§ **Exercise requirements**
Collect every line of the records below that contains the word "Hostname".

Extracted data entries
-=-=-=-=-
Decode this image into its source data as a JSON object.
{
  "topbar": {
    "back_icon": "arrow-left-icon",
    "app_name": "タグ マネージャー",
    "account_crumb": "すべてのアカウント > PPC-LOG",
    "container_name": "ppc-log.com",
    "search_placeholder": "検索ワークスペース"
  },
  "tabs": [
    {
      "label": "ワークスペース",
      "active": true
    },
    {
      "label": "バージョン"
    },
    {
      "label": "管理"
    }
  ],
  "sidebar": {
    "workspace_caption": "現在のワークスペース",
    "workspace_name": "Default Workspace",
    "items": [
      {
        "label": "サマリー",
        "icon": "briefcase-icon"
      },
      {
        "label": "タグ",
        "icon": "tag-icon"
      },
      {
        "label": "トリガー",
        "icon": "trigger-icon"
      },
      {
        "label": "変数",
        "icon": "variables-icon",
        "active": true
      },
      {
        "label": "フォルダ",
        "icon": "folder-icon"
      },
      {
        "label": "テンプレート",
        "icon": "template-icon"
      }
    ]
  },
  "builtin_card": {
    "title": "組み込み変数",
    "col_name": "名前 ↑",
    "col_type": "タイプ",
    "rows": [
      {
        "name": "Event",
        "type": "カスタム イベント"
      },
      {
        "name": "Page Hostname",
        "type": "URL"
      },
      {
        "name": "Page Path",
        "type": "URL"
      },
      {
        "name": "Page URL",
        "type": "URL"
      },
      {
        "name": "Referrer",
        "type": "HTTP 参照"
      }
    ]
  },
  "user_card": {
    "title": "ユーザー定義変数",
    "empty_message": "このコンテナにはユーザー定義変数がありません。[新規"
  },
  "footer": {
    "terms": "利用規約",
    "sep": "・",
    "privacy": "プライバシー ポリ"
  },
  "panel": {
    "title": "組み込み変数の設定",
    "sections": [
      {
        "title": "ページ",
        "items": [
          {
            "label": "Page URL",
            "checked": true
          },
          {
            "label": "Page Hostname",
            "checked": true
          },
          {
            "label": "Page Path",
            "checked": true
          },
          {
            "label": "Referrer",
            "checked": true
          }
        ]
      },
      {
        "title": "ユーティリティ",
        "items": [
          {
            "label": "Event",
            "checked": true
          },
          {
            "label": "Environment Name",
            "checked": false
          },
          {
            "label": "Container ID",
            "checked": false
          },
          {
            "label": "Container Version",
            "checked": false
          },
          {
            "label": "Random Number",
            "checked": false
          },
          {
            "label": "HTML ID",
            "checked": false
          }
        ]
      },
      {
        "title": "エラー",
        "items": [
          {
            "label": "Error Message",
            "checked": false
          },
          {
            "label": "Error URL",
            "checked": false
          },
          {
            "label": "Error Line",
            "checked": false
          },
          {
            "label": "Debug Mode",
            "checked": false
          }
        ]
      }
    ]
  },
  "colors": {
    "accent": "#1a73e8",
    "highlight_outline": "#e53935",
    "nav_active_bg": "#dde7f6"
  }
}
-=-=-=-=-
§ **Solution to this exercise**
        "name": "Page Hostname",
            "label": "Page Hostname",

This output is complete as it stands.